##### Recorded data #####
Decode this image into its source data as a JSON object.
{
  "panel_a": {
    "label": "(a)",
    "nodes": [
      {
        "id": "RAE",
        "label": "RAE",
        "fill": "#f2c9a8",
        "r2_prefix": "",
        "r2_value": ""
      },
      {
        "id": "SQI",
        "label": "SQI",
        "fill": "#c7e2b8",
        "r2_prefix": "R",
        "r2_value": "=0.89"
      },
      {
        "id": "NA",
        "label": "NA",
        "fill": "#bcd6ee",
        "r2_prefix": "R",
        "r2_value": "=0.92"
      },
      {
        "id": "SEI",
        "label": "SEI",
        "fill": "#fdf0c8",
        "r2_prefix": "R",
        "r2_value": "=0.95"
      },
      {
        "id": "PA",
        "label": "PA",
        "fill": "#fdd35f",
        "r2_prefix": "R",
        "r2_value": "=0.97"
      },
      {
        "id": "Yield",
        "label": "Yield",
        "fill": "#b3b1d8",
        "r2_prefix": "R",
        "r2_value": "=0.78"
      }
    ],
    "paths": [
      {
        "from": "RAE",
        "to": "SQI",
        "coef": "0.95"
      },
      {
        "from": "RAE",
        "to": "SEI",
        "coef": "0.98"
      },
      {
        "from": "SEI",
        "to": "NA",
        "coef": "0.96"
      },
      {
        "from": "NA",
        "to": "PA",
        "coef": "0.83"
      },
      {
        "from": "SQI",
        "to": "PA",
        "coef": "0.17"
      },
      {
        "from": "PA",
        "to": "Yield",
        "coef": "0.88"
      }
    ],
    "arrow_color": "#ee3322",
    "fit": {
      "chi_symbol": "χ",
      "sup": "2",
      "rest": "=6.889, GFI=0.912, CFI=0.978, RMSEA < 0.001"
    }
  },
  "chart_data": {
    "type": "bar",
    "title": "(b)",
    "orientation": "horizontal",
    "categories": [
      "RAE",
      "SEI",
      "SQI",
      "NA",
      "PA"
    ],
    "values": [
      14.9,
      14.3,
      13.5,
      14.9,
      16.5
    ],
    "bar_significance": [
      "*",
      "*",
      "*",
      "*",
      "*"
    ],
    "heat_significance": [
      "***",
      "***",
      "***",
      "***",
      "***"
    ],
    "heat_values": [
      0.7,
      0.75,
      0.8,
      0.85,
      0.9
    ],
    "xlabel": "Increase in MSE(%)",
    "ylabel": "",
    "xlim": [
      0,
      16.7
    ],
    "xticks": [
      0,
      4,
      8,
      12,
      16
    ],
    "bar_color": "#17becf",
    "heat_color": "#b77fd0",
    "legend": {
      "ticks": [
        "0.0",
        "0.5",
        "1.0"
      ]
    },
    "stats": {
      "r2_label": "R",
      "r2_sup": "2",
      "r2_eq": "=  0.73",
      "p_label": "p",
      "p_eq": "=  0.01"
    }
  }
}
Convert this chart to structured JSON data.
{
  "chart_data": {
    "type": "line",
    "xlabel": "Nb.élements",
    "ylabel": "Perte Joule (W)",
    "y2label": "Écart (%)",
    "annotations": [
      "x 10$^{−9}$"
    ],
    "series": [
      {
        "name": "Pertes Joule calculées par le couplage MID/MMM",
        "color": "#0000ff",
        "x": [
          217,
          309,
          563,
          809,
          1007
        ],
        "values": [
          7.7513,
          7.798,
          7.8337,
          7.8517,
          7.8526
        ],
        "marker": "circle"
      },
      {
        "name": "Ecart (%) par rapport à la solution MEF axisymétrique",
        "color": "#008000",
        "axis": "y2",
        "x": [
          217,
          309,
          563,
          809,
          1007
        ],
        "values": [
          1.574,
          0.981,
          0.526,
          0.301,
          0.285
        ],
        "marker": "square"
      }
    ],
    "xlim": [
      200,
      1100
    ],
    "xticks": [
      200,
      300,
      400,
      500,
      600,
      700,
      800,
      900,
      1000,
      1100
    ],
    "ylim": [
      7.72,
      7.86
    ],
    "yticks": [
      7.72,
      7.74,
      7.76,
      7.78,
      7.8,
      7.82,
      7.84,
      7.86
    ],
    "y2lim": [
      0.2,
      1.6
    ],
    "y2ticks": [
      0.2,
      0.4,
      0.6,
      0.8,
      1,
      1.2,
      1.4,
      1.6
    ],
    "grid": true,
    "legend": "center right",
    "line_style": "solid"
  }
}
#####
Given task:
Every line of the material must be returned exactly as it appears.

Exercise solution:
Decode this image into its source data as a JSON object.
{
  "panel_a": {
    "label": "(a)",
    "nodes": [
      {
        "id": "RAE",
        "label": "RAE",
        "fill": "#f2c9a8",
        "r2_prefix": "",
        "r2_value": ""
      },
      {
        "id": "SQI",
        "label": "SQI",
        "fill": "#c7e2b8",
        "r2_prefix": "R",
        "r2_value": "=0.89"
      },
      {
        "id": "NA",
        "label": "NA",
        "fill": "#bcd6ee",
        "r2_prefix": "R",
        "r2_value": "=0.92"
      },
      {
        "id": "SEI",
        "label": "SEI",
        "fill": "#fdf0c8",
        "r2_prefix": "R",
        "r2_value": "=0.95"
      },
      {
        "id": "PA",
        "label": "PA",
        "fill": "#fdd35f",
        "r2_prefix": "R",
        "r2_value": "=0.97"
      },
      {
        "id": "Yield",
        "label": "Yield",
        "fill": "#b3b1d8",
        "r2_prefix": "R",
        "r2_value": "=0.78"
      }
    ],
    "paths": [
      {
        "from": "RAE",
        "to": "SQI",
        "coef": "0.95"
      },
      {
        "from": "RAE",
        "to": "SEI",
        "coef": "0.98"
      },
      {
        "from": "SEI",
        "to": "NA",
        "coef": "0.96"
      },
      {
        "from": "NA",
        "to": "PA",
        "coef": "0.83"
      },
      {
        "from": "SQI",
        "to": "PA",
        "coef": "0.17"
      },
      {
        "from": "PA",
        "to": "Yield",
        "coef": "0.88"
      }
    ],
    "arrow_color": "#ee3322",
    "fit": {
      "chi_symbol": "χ",
      "sup": "2",
      "rest": "=6.889, GFI=0.912, CFI=0.978, RMSEA < 0.001"
    }
  },
  "chart_data": {
    "type": "bar",
    "title": "(b)",
    "orientation": "horizontal",
    "categories": [
      "RAE",
      "SEI",
      "SQI",
      "NA",
      "PA"
    ],
    "values": [
      14.9,
      14.3,
      13.5,
      14.9,
      16.5
    ],
    "bar_significance": [
      "*",
      "*",
      "*",
      "*",
      "*"
    ],
    "heat_significance": [
      "***",
      "***",
      "***",
      "***",
      "***"
    ],
    "heat_values": [
      0.7,
      0.75,
      0.8,
      0.85,
      0.9
    ],
    "xlabel": "Increase in MSE(%)",
    "ylabel": "",
    "xlim": [
      0,
      16.7
    ],
    "xticks": [
      0,
      4,
      8,
      12,
      16
    ],
    "bar_color": "#17becf",
    "heat_color": "#b77fd0",
    "legend": {
      "ticks": [
        "0.0",
        "0.5",
        "1.0"
      ]
    },
    "stats": {
      "r2_label": "R",
      "r2_sup": "2",
      "r2_eq": "=  0.73",
      "p_label": "p",
      "p_eq": "=  0.01"
    }
  }
}
Convert this chart to structured JSON data.
{
  "chart_data": {
    "type": "line",
    "xlabel": "Nb.élements",
    "ylabel": "Perte Joule (W)",
    "y2label": "Écart (%)",
    "annotations": [
      "x 10$^{−9}$"
    ],
    "series": [
      {
        "name": "Pertes Joule calculées par le couplage MID/MMM",
        "color": "#0000ff",
        "x": [
          217,
          309,
          563,
          809,
          1007
        ],
        "values": [
          7.7513,
          7.798,
          7.8337,
          7.8517,
          7.8526
        ],
        "marker": "circle"
      },
      {
        "name": "Ecart (%) par rapport à la solution MEF axisymétrique",
        "color": "#008000",
        "axis": "y2",
        "x": [
          217,
          309,
          563,
          809,
          1007
        ],
        "values": [
          1.574,
          0.981,
          0.526,
          0.301,
          0.285
        ],
        "marker": "square"
      }
    ],
    "xlim": [
      200,
      1100
    ],
    "xticks": [
      200,
      300,
      400,
      500,
      600,
      700,
      800,
      900,
      1000,
      1100
    ],
    "ylim": [
      7.72,
      7.86
    ],
    "yticks": [
      7.72,
      7.74,
      7.76,
      7.78,
      7.8,
      7.82,
      7.84,
      7.86
    ],
    "y2lim": [
      0.2,
      1.6
    ],
    "y2ticks": [
      0.2,
      0.4,
      0.6,
      0.8,
      1,
      1.2,
      1.4,
      1.6
    ],
    "grid": true,
    "legend": "center right",
    "line_style": "solid"
  }
}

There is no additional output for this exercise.